* [REQUIRED TASK]
Pictures don't belong in the copy; print all the records exactly.

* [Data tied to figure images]
━━━━━━━━━━━━━━━━━━━━━━━━━━━━━━
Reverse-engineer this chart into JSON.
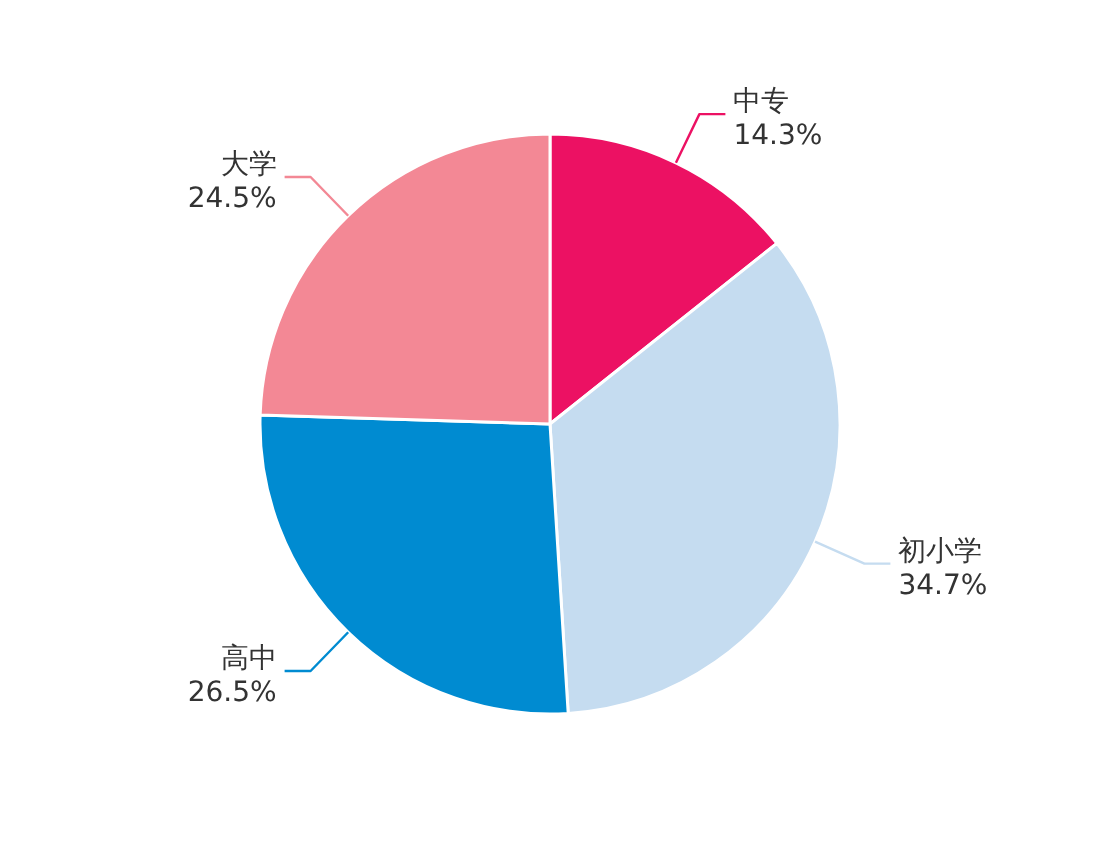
{
  "chart_data": {
    "type": "pie",
    "categories": [
      "中专",
      "初小学",
      "高中",
      "大学"
    ],
    "values": [
      14.3,
      34.7,
      26.5,
      24.5
    ],
    "colors": [
      "#ec1163",
      "#c5dcf0",
      "#008bd1",
      "#f38895"
    ],
    "value_labels": [
      "14.3%",
      "34.7%",
      "26.5%",
      "24.5%"
    ]
  }
}
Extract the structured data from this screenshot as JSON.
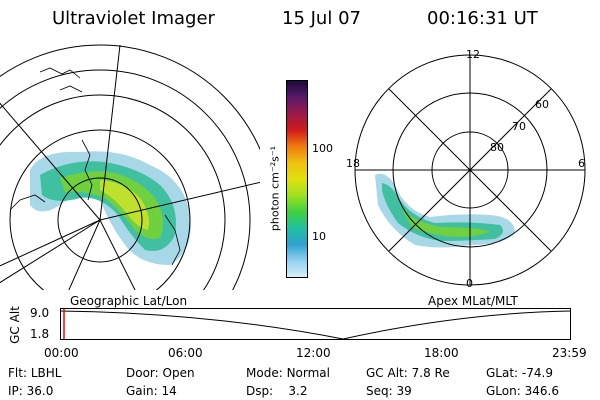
━━━━━━━━━━━━━━━━━━━━━━━━━━━━━━
* [RESPONSE]
Reverse-engineer this chart into JSON.
{
  "chart_data": {
    "type": "pie",
    "categories": [
      "中专",
      "初小学",
      "高中",
      "大学"
    ],
    "values": [
      14.3,
      34.7,
      26.5,
      24.5
    ],
    "colors": [
      "#ec1163",
      "#c5dcf0",
      "#008bd1",
      "#f38895"
    ],
    "value_labels": [
      "14.3%",
      "34.7%",
      "26.5%",
      "24.5%"
    ]
  }
}
Extract the structured data from this screenshot as JSON.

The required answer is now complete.